- [Text passage]
_ _ _ _
Finding the Symmetry Point of the Quadratic Function f(x) = 3 - 5x²

Given the expression of the quadratic function

Finding the symmetry point of the function

$f(x)=3-5x^2$

Video Solution

Solution Steps

00:00 Find the symmetry point in the function

00:03 The symmetry point is the point where if you fold the parabola in half

00:06 The halves will be equal to each other

00:10 We'll examine the function's coefficients

00:21 We'll use the formula to calculate the vertex point

00:24 We'll substitute appropriate values according to the given data and solve for X at the point

00:31 This is the X value at the symmetry point

00:35 Now we'll substitute this X value in the function to find the Y value at the point

00:42 This is the Y value at the symmetry point

00:48 And this is the solution to the question

Step-by-Step Solution

To find the symmetry point of the quadratic function $f(x) = 3 - 5x^2$ , we follow these steps:

Identify that the function is in the form $f(x) = ax^2 + bx + c$ , where $a = -5$ , $b = 0$ , and $c = 3$ .
_ _ _ _
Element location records
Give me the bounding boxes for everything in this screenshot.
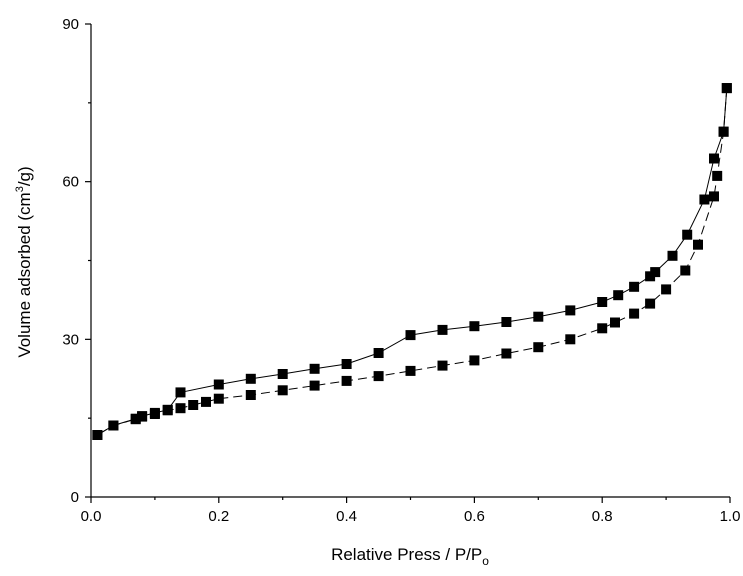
desorption-point — [610, 317, 620, 328]
desorption-point — [709, 191, 719, 202]
adsorption-point — [709, 153, 719, 164]
adsorption-point — [373, 348, 384, 358]
adsorption-point — [629, 281, 640, 292]
x-axis-title: Relative Press / P/Po — [331, 545, 489, 568]
adsorption-point — [501, 317, 512, 327]
x-tick-label: 0.0 — [81, 508, 102, 525]
desorption-line — [97, 88, 728, 436]
adsorption-point — [565, 305, 576, 316]
desorption-point — [108, 420, 119, 431]
x-axis-title-subscript: o — [482, 554, 489, 568]
ticks — [85, 23, 731, 503]
y-tick-label: 90 — [62, 16, 79, 33]
tick-labels: 0.0 0.2 0.4 0.6 0.8 1.0 0 30 60 90 — [62, 16, 740, 525]
desorption-point — [597, 323, 608, 334]
x-tick-label: 0.6 — [464, 508, 485, 525]
y-tick-label: 30 — [62, 331, 79, 348]
desorption-point — [533, 342, 544, 353]
series-lines — [97, 88, 728, 436]
desorption-point — [629, 308, 640, 319]
desorption-point — [277, 385, 288, 396]
desorption-point — [162, 405, 173, 416]
adsorption-point — [277, 369, 288, 379]
adsorption-point — [309, 363, 320, 374]
markers — [92, 83, 732, 440]
desorption-point — [693, 239, 703, 250]
adsorption-point — [533, 311, 544, 322]
adsorption-line — [97, 88, 728, 436]
x-tick-label: 0.4 — [336, 508, 357, 525]
adsorption-point — [667, 250, 678, 261]
y-axis-title-superscript: 3 — [14, 186, 26, 192]
desorption-point — [501, 348, 512, 359]
adsorption-point — [682, 229, 693, 240]
desorption-point — [437, 360, 448, 371]
y-axis-title: Volume adsorbed (cm3/g) — [14, 166, 34, 357]
desorption-point — [661, 284, 672, 295]
adsorption-point — [437, 324, 448, 335]
desorption-point — [149, 409, 160, 419]
desorption-point — [175, 403, 186, 414]
axes — [90, 24, 730, 498]
desorption-point — [469, 355, 480, 366]
adsorption-point — [645, 271, 656, 282]
y-tick-label: 60 — [62, 174, 79, 191]
adsorption-point — [245, 373, 256, 384]
desorption-point — [201, 396, 211, 407]
desorption-point — [130, 414, 141, 425]
desorption-point — [565, 334, 576, 345]
desorption-point — [309, 380, 320, 391]
desorption-point — [721, 83, 732, 94]
desorption-point — [92, 430, 103, 440]
desorption-point — [137, 411, 148, 422]
desorption-point — [718, 126, 729, 137]
adsorption-point — [650, 267, 661, 278]
desorption-point — [680, 265, 691, 276]
desorption-point — [405, 365, 416, 376]
adsorption-point — [341, 359, 352, 369]
adsorption-point — [469, 321, 480, 332]
desorption-point — [213, 393, 224, 404]
desorption-point — [712, 170, 723, 181]
y-tick-label: 0 — [71, 489, 79, 506]
x-tick-label: 0.8 — [592, 508, 613, 525]
desorption-point — [341, 375, 352, 386]
desorption-point — [245, 390, 256, 400]
adsorption-point — [175, 387, 186, 398]
x-tick-label: 0.2 — [208, 508, 229, 525]
adsorption-point — [699, 194, 710, 205]
desorption-point — [373, 371, 384, 382]
desorption-point — [645, 298, 656, 309]
adsorption-point — [405, 330, 416, 341]
adsorption-point — [213, 379, 224, 390]
adsorption-point — [597, 297, 608, 307]
desorption-point — [188, 400, 199, 410]
x-tick-label: 1.0 — [720, 508, 741, 525]
adsorption-point — [613, 290, 624, 301]
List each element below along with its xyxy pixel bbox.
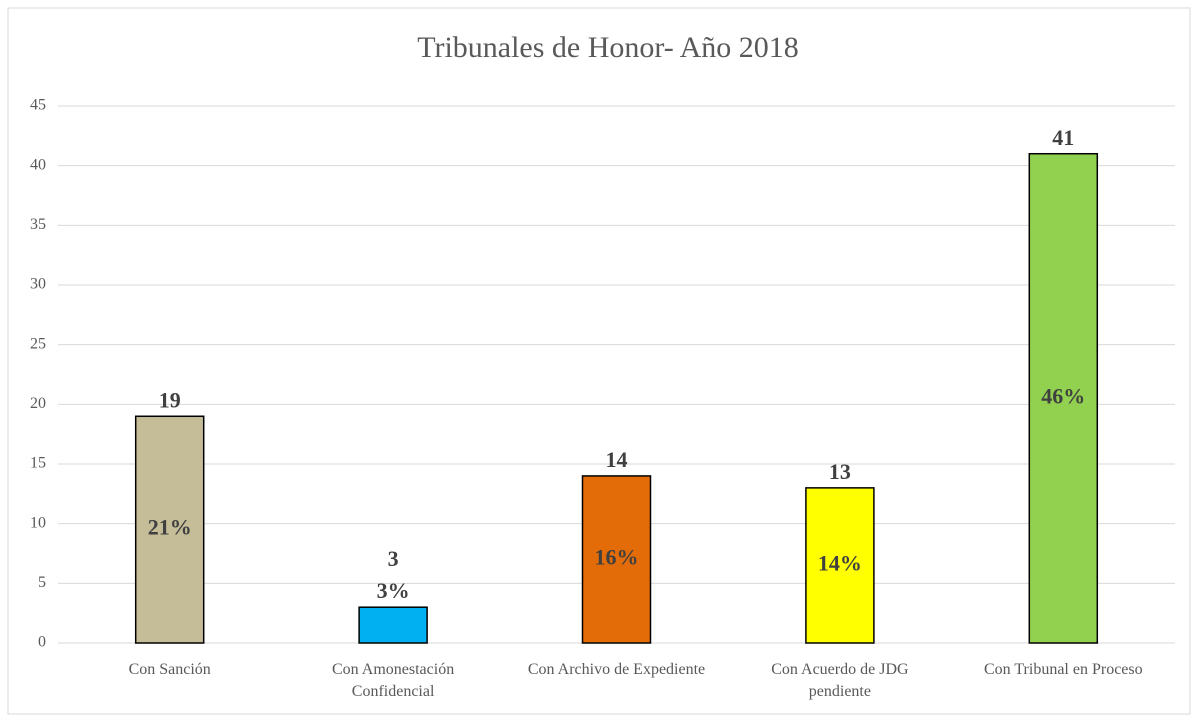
y-tick-label: 35: [30, 216, 46, 233]
x-tick-label: Con Acuerdo de JDG pendiente: [771, 661, 909, 700]
bar: [358, 606, 428, 644]
bar: [134, 415, 205, 644]
percent-label: 46%: [1041, 383, 1085, 408]
chart-title: Tribunales de Honor- Año 2018: [417, 31, 799, 64]
bar: [805, 487, 875, 644]
percent-label: 21%: [148, 515, 192, 540]
percent-label: 3%: [377, 578, 410, 603]
y-tick-label: 25: [30, 335, 46, 352]
y-tick-label: 10: [30, 514, 46, 531]
x-tick-label: Con Sanción: [128, 661, 211, 678]
value-label: 3: [388, 546, 399, 571]
bar: [581, 475, 652, 644]
y-tick-label: 20: [30, 395, 46, 412]
y-tick-label: 30: [30, 276, 46, 293]
y-tick-label: 40: [30, 156, 46, 173]
y-tick-label: 45: [30, 97, 46, 114]
y-tick-label: 0: [38, 634, 46, 651]
percent-label: 14%: [818, 550, 862, 575]
x-tick-label: Con Archivo de Expediente: [527, 661, 706, 678]
percent-label: 16%: [595, 545, 639, 570]
value-label: 14: [606, 447, 628, 472]
x-tick-label: Con Tribunal en Proceso: [983, 661, 1143, 678]
bar: [1028, 152, 1099, 644]
value-label: 41: [1052, 125, 1074, 150]
y-tick-label: 5: [38, 574, 46, 591]
x-tick-label: Con Amonestación Confidencial: [331, 661, 455, 700]
y-tick-label: 15: [30, 455, 46, 472]
value-label: 19: [159, 387, 181, 412]
value-label: 13: [829, 459, 851, 484]
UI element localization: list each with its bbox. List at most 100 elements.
_ _ _ _
- [Exercises]
**1)** Retype the whole page on finding the symmetry point of f(x) = 3 - 5x², word for word.
**2)** Echo the lines of the records word for word, beginning at the line that has "y-tick-label: 35: [30, 216, 46, 233]" and stopping after the last line of the records.
The text and the records come from two unrelated sources.

- [Answers to the exercise]
**1)**
Finding the Symmetry Point of the Quadratic Function f(x) = 3 - 5x²

Given the expression of the quadratic function

Finding the symmetry point of the function

$f(x)=3-5x^2$

Video Solution

Solution Steps

00:00 Find the symmetry point in the function

00:03 The symmetry point is the point where if you fold the parabola in half

00:06 The halves will be equal to each other

00:10 We'll examine the function's coefficients

00:21 We'll use the formula to calculate the vertex point

00:24 We'll substitute appropriate values according to the given data and solve for X at the point

00:31 This is the X value at the symmetry point

00:35 Now we'll substitute this X value in the function to find the Y value at the point

00:42 This is the Y value at the symmetry point

00:48 And this is the solution to the question

Step-by-Step Solution

To find the symmetry point of the quadratic function $f(x) = 3 - 5x^2$ , we follow these steps:

Identify that the function is in the form $f(x) = ax^2 + bx + c$ , where $a = -5$ , $b = 0$ , and $c = 3$ .

**2)**
y-tick-label: 35: [30, 216, 46, 233]
x-tick-label: Con Acuerdo de JDG pendiente: [771, 661, 909, 700]
bar: [358, 606, 428, 644]
bar: [134, 415, 205, 644]
percent-label: 46%: [1041, 383, 1085, 408]
chart-title: Tribunales de Honor- Año 2018: [417, 31, 799, 64]
bar: [805, 487, 875, 644]
percent-label: 21%: [148, 515, 192, 540]
percent-label: 3%: [377, 578, 410, 603]
y-tick-label: 25: [30, 335, 46, 352]
y-tick-label: 10: [30, 514, 46, 531]
x-tick-label: Con Sanción: [128, 661, 211, 678]
value-label: 3: [388, 546, 399, 571]
bar: [581, 475, 652, 644]
y-tick-label: 20: [30, 395, 46, 412]
y-tick-label: 30: [30, 276, 46, 293]
y-tick-label: 40: [30, 156, 46, 173]
y-tick-label: 45: [30, 97, 46, 114]
y-tick-label: 0: [38, 634, 46, 651]
percent-label: 14%: [818, 550, 862, 575]
x-tick-label: Con Archivo de Expediente: [527, 661, 706, 678]
percent-label: 16%: [595, 545, 639, 570]
value-label: 14: [606, 447, 628, 472]
x-tick-label: Con Tribunal en Proceso: [983, 661, 1143, 678]
bar: [1028, 152, 1099, 644]
value-label: 41: [1052, 125, 1074, 150]
y-tick-label: 5: [38, 574, 46, 591]
x-tick-label: Con Amonestación Confidencial: [331, 661, 455, 700]
y-tick-label: 15: [30, 455, 46, 472]
value-label: 19: [159, 387, 181, 412]
value-label: 13: [829, 459, 851, 484]
UI element localization: list each with its bbox. List at most 100 elements.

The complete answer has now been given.